===== EXTRACTED INFORMATION
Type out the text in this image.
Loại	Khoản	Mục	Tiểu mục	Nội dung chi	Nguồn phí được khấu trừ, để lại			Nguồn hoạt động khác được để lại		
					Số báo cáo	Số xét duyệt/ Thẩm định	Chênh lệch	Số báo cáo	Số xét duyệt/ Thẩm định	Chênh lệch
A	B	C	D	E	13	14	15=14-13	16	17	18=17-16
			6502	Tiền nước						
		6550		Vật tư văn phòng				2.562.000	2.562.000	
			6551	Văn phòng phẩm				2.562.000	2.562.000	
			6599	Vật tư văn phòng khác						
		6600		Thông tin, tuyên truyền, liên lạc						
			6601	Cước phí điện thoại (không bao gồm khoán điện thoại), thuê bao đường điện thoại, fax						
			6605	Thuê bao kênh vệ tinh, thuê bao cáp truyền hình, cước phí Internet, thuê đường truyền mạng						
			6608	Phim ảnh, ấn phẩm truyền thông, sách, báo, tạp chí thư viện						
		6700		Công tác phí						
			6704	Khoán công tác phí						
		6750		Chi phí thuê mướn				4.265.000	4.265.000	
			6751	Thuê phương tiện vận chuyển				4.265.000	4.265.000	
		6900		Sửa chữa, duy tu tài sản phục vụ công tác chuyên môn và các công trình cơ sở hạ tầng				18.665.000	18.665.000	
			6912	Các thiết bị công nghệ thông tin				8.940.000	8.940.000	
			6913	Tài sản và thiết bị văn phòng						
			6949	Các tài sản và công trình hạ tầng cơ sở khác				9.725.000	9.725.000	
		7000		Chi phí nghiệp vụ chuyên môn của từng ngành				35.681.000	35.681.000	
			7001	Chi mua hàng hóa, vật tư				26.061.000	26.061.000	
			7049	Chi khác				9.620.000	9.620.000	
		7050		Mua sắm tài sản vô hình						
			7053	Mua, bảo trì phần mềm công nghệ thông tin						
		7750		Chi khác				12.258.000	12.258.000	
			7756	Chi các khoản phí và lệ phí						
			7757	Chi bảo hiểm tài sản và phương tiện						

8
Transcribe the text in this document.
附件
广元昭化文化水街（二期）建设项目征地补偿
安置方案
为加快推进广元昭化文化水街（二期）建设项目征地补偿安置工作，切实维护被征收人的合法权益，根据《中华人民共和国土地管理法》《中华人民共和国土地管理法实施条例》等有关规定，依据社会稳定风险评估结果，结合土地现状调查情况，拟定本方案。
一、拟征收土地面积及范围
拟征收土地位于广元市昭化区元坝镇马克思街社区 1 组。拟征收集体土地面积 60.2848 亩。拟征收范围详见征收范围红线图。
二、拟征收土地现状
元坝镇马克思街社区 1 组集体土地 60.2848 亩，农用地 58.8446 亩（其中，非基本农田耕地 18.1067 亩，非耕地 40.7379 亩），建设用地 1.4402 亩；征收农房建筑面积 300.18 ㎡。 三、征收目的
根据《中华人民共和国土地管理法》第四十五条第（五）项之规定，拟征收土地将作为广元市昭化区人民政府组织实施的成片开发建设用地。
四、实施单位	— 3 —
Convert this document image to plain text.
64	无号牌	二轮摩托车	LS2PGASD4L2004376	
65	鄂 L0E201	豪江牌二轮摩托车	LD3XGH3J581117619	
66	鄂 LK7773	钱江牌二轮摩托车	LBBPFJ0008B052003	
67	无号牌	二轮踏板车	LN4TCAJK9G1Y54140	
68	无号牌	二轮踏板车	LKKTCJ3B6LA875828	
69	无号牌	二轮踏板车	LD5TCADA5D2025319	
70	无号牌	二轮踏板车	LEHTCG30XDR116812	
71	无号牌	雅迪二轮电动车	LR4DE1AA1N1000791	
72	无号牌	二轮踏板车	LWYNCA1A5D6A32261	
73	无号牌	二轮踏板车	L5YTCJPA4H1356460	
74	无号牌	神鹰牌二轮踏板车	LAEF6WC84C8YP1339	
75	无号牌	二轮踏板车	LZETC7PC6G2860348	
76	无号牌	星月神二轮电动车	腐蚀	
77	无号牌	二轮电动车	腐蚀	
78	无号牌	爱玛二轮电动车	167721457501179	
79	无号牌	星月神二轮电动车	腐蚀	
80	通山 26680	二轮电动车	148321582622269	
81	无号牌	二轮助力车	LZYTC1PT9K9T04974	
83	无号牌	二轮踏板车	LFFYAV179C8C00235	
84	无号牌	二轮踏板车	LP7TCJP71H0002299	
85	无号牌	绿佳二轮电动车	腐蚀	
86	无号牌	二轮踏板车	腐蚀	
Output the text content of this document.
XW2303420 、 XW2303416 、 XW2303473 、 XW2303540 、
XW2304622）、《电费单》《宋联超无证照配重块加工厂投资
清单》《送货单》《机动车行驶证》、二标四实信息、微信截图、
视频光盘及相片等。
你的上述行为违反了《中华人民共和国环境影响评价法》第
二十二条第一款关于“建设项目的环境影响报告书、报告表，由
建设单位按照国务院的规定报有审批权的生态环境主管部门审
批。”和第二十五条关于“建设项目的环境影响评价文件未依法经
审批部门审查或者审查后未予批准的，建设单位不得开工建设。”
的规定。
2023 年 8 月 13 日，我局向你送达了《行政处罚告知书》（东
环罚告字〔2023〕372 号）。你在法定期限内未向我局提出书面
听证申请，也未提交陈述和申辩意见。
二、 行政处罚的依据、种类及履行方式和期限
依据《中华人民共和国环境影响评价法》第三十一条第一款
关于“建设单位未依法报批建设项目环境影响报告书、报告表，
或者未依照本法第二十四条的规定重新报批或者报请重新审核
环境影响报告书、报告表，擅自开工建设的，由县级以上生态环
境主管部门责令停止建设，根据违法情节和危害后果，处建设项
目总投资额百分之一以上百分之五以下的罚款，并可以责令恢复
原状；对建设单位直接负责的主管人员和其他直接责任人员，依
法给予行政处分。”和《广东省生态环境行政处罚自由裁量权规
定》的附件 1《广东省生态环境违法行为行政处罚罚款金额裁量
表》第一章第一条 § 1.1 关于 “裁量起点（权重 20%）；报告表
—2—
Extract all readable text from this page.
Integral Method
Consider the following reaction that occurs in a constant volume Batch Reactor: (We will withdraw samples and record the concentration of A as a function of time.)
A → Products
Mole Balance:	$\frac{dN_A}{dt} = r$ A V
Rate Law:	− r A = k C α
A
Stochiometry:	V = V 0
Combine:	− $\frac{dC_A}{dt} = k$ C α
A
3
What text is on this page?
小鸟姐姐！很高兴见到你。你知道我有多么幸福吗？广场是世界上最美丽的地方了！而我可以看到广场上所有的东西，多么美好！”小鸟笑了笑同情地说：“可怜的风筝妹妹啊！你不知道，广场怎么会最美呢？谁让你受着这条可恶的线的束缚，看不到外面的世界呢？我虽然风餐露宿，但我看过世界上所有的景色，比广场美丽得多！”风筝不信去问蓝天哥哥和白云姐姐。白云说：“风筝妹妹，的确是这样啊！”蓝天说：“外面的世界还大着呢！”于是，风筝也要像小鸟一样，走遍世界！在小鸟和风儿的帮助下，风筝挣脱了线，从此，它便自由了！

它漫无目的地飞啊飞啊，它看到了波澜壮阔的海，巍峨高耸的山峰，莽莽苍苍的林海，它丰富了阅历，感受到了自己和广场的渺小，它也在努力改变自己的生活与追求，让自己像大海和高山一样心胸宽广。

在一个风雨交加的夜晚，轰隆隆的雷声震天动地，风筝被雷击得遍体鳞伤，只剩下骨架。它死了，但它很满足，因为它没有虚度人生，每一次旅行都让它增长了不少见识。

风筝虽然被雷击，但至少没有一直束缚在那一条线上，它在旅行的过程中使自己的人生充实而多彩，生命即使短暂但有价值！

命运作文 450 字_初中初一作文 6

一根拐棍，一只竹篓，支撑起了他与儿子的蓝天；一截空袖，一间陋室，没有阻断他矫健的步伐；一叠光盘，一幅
==========
Pick out each line that holds the string "tầng".

- _TASK RESULT_:
		6900		Sửa chữa, duy tu tài sản phục vụ công tác chuyên môn và các công trình cơ sở hạ tầng				18.665.000	18.665.000	
			6949	Các tài sản và công trình hạ tầng cơ sở khác				9.725.000	9.725.000	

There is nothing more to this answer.